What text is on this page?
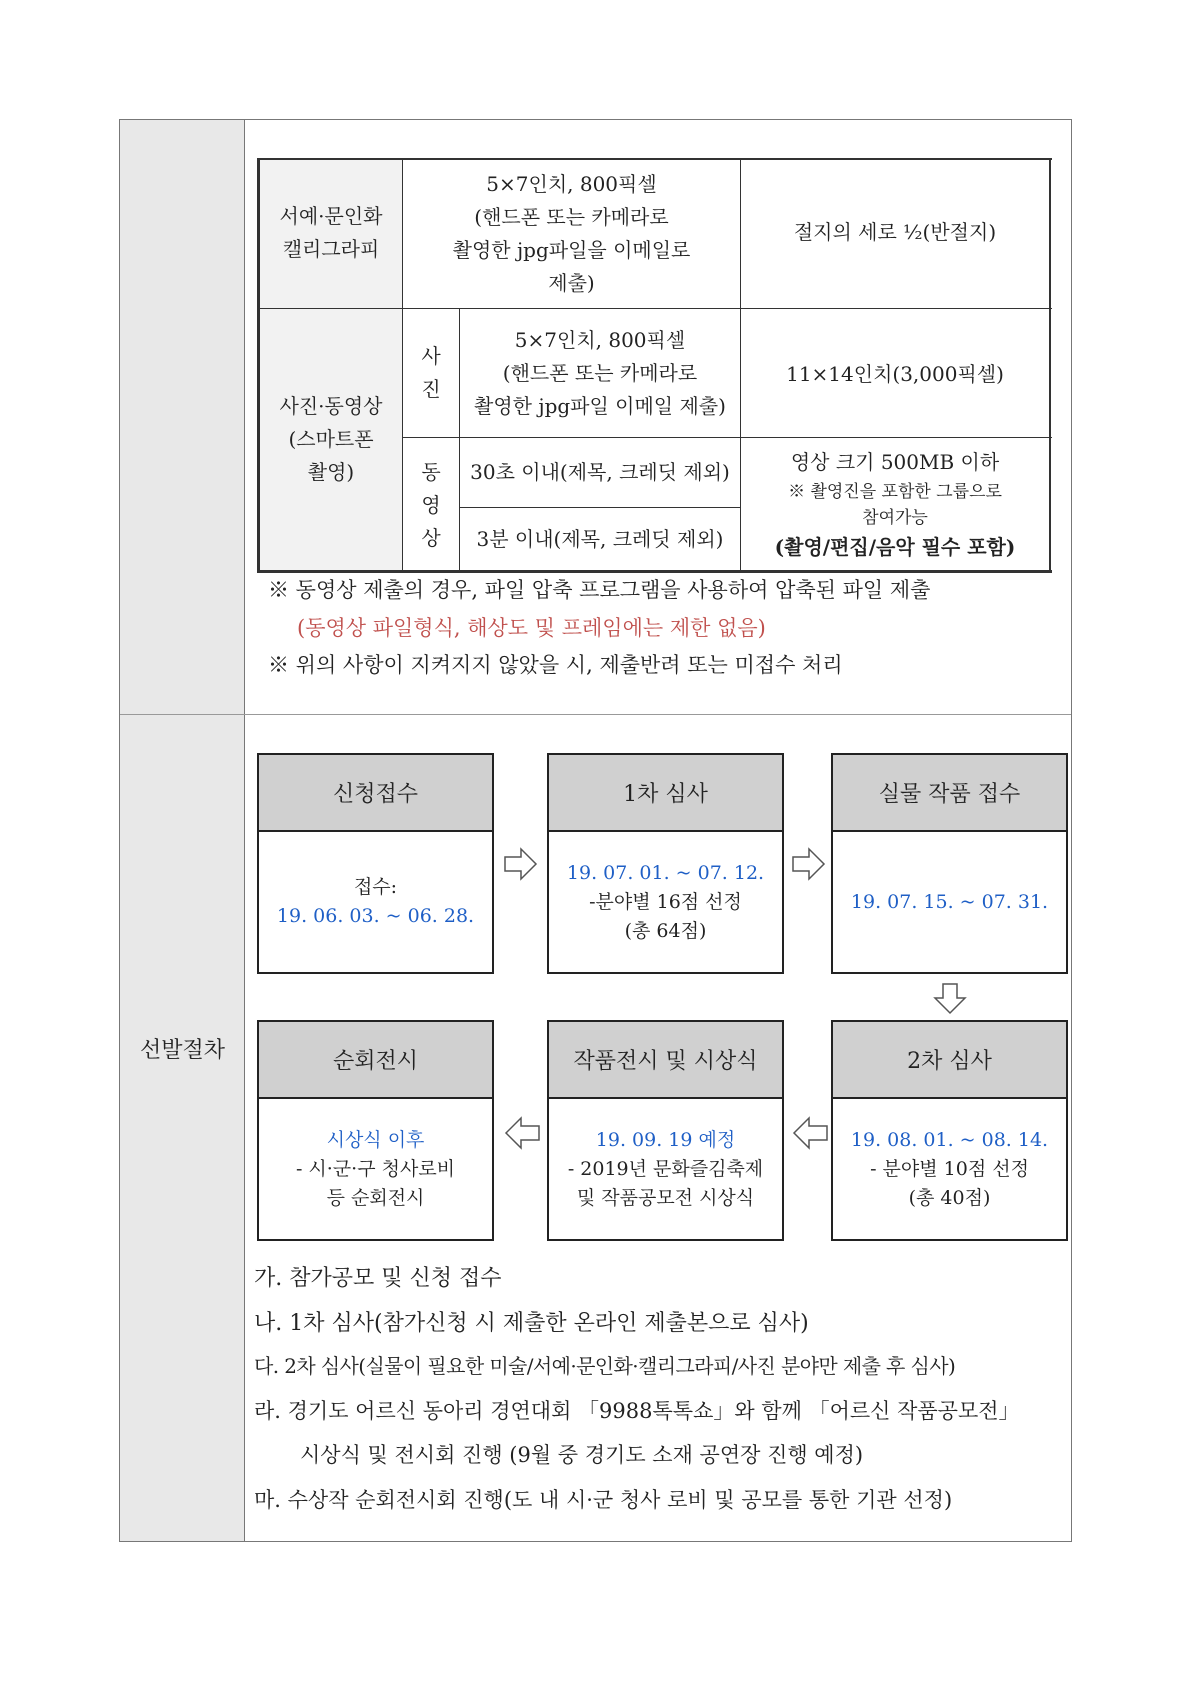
선발절차
서예·문인화
캘리그라피
5×7인치, 800픽셀
(핸드폰 또는 카메라로
촬영한 jpg파일을 이메일로
제출)
절지의 세로 ½(반절지)
사진·동영상
(스마트폰
촬영)
사
진
5×7인치, 800픽셀
(핸드폰 또는 카메라로
촬영한 jpg파일 이메일 제출)
11×14인치(3,000픽셀)
동
영
상
30초 이내(제목, 크레딧 제외)
3분 이내(제목, 크레딧 제외)
영상 크기 500MB 이하
※ 촬영진을 포함한 그룹으로
참여가능
(촬영/편집/음악 필수 포함)
※ 동영상 제출의 경우, 파일 압축 프로그램을 사용하여 압축된 파일 제출
(동영상 파일형식, 해상도 및 프레임에는 제한 없음)
※ 위의 사항이 지켜지지 않았을 시, 제출반려 또는 미접수 처리
신청접수
접수:
19. 06. 03. ~ 06. 28.
1차 심사
19. 07. 01. ~ 07. 12.
-분야별 16점 선정
(총 64점)
실물 작품 접수
19. 07. 15. ~ 07. 31.
순회전시
시상식 이후
- 시·군·구 청사로비
등 순회전시
작품전시 및 시상식
19. 09. 19 예정
- 2019년 문화즐김축제
및 작품공모전 시상식
2차 심사
19. 08. 01. ~ 08. 14.
- 분야별 10점 선정
(총 40점)
가. 참가공모 및 신청 접수
나. 1차 심사(참가신청 시 제출한 온라인 제출본으로 심사)
다. 2차 심사(실물이 필요한 미술/서예·문인화·캘리그라피/사진 분야만 제출 후 심사)
라. 경기도 어르신 동아리 경연대회 「9988톡톡쇼」와 함께 「어르신 작품공모전」
시상식 및 전시회 진행 (9월 중 경기도 소재 공연장 진행 예정)
마. 수상작 순회전시회 진행(도 내 시·군 청사 로비 및 공모를 통한 기관 선정)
┄┄┄┄┄┄┄┄┄┄┄┄┄┄┄┄┄┄┄┄
# EXERCISE REQUIREMENTS:
Reproduce the whole listing above word for word, but not its pictures.

# TASK SOLUTION:
What text is on this page?
선발절차
서예·문인화
캘리그라피
5×7인치, 800픽셀
(핸드폰 또는 카메라로
촬영한 jpg파일을 이메일로
제출)
절지의 세로 ½(반절지)
사진·동영상
(스마트폰
촬영)
사
진
5×7인치, 800픽셀
(핸드폰 또는 카메라로
촬영한 jpg파일 이메일 제출)
11×14인치(3,000픽셀)
동
영
상
30초 이내(제목, 크레딧 제외)
3분 이내(제목, 크레딧 제외)
영상 크기 500MB 이하
※ 촬영진을 포함한 그룹으로
참여가능
(촬영/편집/음악 필수 포함)
※ 동영상 제출의 경우, 파일 압축 프로그램을 사용하여 압축된 파일 제출
(동영상 파일형식, 해상도 및 프레임에는 제한 없음)
※ 위의 사항이 지켜지지 않았을 시, 제출반려 또는 미접수 처리
신청접수
접수:
19. 06. 03. ~ 06. 28.
1차 심사
19. 07. 01. ~ 07. 12.
-분야별 16점 선정
(총 64점)
실물 작품 접수
19. 07. 15. ~ 07. 31.
순회전시
시상식 이후
- 시·군·구 청사로비
등 순회전시
작품전시 및 시상식
19. 09. 19 예정
- 2019년 문화즐김축제
및 작품공모전 시상식
2차 심사
19. 08. 01. ~ 08. 14.
- 분야별 10점 선정
(총 40점)
가. 참가공모 및 신청 접수
나. 1차 심사(참가신청 시 제출한 온라인 제출본으로 심사)
다. 2차 심사(실물이 필요한 미술/서예·문인화·캘리그라피/사진 분야만 제출 후 심사)
라. 경기도 어르신 동아리 경연대회 「9988톡톡쇼」와 함께 「어르신 작품공모전」
시상식 및 전시회 진행 (9월 중 경기도 소재 공연장 진행 예정)
마. 수상작 순회전시회 진행(도 내 시·군 청사 로비 및 공모를 통한 기관 선정)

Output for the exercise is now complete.